*WHAT IS ASKED:* Give the material again in full, matching it exactly.

## Start INPUT

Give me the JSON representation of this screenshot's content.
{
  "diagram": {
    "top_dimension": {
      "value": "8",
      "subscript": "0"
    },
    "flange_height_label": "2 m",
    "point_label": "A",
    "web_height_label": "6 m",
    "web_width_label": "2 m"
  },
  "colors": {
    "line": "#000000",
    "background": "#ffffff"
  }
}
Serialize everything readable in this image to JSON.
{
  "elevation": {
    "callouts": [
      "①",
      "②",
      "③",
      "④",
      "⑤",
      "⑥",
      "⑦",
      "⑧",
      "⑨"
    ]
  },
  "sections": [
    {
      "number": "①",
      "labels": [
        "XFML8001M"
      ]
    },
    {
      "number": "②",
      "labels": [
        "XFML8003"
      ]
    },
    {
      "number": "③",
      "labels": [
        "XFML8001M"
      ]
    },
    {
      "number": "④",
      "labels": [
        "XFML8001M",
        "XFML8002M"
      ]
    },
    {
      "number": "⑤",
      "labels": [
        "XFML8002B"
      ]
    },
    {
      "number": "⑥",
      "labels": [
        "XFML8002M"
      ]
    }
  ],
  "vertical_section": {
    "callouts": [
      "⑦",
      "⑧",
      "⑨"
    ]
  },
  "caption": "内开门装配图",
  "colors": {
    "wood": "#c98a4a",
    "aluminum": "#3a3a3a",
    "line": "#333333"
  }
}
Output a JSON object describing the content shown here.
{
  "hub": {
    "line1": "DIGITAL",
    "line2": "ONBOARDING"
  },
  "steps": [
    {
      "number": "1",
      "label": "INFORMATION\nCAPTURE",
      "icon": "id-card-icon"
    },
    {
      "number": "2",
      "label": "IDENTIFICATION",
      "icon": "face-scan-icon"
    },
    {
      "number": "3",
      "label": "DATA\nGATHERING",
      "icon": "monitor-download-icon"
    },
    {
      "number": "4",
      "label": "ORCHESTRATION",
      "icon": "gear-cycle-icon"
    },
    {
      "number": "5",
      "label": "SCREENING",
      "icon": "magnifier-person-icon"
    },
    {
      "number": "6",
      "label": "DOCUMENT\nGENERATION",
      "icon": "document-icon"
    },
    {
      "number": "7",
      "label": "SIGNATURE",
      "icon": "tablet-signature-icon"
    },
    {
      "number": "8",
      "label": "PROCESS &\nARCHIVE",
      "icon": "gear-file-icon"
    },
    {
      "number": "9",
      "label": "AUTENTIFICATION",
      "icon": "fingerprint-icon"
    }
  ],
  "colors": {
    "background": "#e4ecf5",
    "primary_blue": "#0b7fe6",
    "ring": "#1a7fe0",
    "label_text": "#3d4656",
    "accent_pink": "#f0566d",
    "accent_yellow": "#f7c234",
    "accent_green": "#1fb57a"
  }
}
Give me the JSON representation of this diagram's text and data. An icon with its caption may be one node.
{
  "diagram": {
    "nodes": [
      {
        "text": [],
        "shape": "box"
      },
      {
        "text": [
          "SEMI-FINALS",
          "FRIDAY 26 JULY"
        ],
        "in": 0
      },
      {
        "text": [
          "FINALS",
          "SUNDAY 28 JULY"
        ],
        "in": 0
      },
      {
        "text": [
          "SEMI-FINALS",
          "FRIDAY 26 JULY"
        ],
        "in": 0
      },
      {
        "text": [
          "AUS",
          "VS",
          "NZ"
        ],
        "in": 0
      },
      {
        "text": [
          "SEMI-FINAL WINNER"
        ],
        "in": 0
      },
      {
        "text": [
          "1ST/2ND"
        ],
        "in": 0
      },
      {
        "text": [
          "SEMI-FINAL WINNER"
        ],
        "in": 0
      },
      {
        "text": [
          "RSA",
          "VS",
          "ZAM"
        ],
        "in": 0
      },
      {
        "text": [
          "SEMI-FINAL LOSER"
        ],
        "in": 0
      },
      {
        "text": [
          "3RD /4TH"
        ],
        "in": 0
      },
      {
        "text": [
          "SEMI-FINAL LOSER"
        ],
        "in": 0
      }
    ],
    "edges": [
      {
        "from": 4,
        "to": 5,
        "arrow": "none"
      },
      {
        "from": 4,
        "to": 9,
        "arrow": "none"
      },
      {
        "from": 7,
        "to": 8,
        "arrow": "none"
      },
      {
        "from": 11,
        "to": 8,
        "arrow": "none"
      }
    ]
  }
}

## End INPUT

*FINAL RESULT:*
Give me the JSON representation of this screenshot's content.
{
  "diagram": {
    "top_dimension": {
      "value": "8",
      "subscript": "0"
    },
    "flange_height_label": "2 m",
    "point_label": "A",
    "web_height_label": "6 m",
    "web_width_label": "2 m"
  },
  "colors": {
    "line": "#000000",
    "background": "#ffffff"
  }
}
Serialize everything readable in this image to JSON.
{
  "elevation": {
    "callouts": [
      "①",
      "②",
      "③",
      "④",
      "⑤",
      "⑥",
      "⑦",
      "⑧",
      "⑨"
    ]
  },
  "sections": [
    {
      "number": "①",
      "labels": [
        "XFML8001M"
      ]
    },
    {
      "number": "②",
      "labels": [
        "XFML8003"
      ]
    },
    {
      "number": "③",
      "labels": [
        "XFML8001M"
      ]
    },
    {
      "number": "④",
      "labels": [
        "XFML8001M",
        "XFML8002M"
      ]
    },
    {
      "number": "⑤",
      "labels": [
        "XFML8002B"
      ]
    },
    {
      "number": "⑥",
      "labels": [
        "XFML8002M"
      ]
    }
  ],
  "vertical_section": {
    "callouts": [
      "⑦",
      "⑧",
      "⑨"
    ]
  },
  "caption": "内开门装配图",
  "colors": {
    "wood": "#c98a4a",
    "aluminum": "#3a3a3a",
    "line": "#333333"
  }
}
Output a JSON object describing the content shown here.
{
  "hub": {
    "line1": "DIGITAL",
    "line2": "ONBOARDING"
  },
  "steps": [
    {
      "number": "1",
      "label": "INFORMATION\nCAPTURE",
      "icon": "id-card-icon"
    },
    {
      "number": "2",
      "label": "IDENTIFICATION",
      "icon": "face-scan-icon"
    },
    {
      "number": "3",
      "label": "DATA\nGATHERING",
      "icon": "monitor-download-icon"
    },
    {
      "number": "4",
      "label": "ORCHESTRATION",
      "icon": "gear-cycle-icon"
    },
    {
      "number": "5",
      "label": "SCREENING",
      "icon": "magnifier-person-icon"
    },
    {
      "number": "6",
      "label": "DOCUMENT\nGENERATION",
      "icon": "document-icon"
    },
    {
      "number": "7",
      "label": "SIGNATURE",
      "icon": "tablet-signature-icon"
    },
    {
      "number": "8",
      "label": "PROCESS &\nARCHIVE",
      "icon": "gear-file-icon"
    },
    {
      "number": "9",
      "label": "AUTENTIFICATION",
      "icon": "fingerprint-icon"
    }
  ],
  "colors": {
    "background": "#e4ecf5",
    "primary_blue": "#0b7fe6",
    "ring": "#1a7fe0",
    "label_text": "#3d4656",
    "accent_pink": "#f0566d",
    "accent_yellow": "#f7c234",
    "accent_green": "#1fb57a"
  }
}
Give me the JSON representation of this diagram's text and data. An icon with its caption may be one node.
{
  "diagram": {
    "nodes": [
      {
        "text": [],
        "shape": "box"
      },
      {
        "text": [
          "SEMI-FINALS",
          "FRIDAY 26 JULY"
        ],
        "in": 0
      },
      {
        "text": [
          "FINALS",
          "SUNDAY 28 JULY"
        ],
        "in": 0
      },
      {
        "text": [
          "SEMI-FINALS",
          "FRIDAY 26 JULY"
        ],
        "in": 0
      },
      {
        "text": [
          "AUS",
          "VS",
          "NZ"
        ],
        "in": 0
      },
      {
        "text": [
          "SEMI-FINAL WINNER"
        ],
        "in": 0
      },
      {
        "text": [
          "1ST/2ND"
        ],
        "in": 0
      },
      {
        "text": [
          "SEMI-FINAL WINNER"
        ],
        "in": 0
      },
      {
        "text": [
          "RSA",
          "VS",
          "ZAM"
        ],
        "in": 0
      },
      {
        "text": [
          "SEMI-FINAL LOSER"
        ],
        "in": 0
      },
      {
        "text": [
          "3RD /4TH"
        ],
        "in": 0
      },
      {
        "text": [
          "SEMI-FINAL LOSER"
        ],
        "in": 0
      }
    ],
    "edges": [
      {
        "from": 4,
        "to": 5,
        "arrow": "none"
      },
      {
        "from": 4,
        "to": 9,
        "arrow": "none"
      },
      {
        "from": 7,
        "to": 8,
        "arrow": "none"
      },
      {
        "from": 11,
        "to": 8,
        "arrow": "none"
      }
    ]
  }
}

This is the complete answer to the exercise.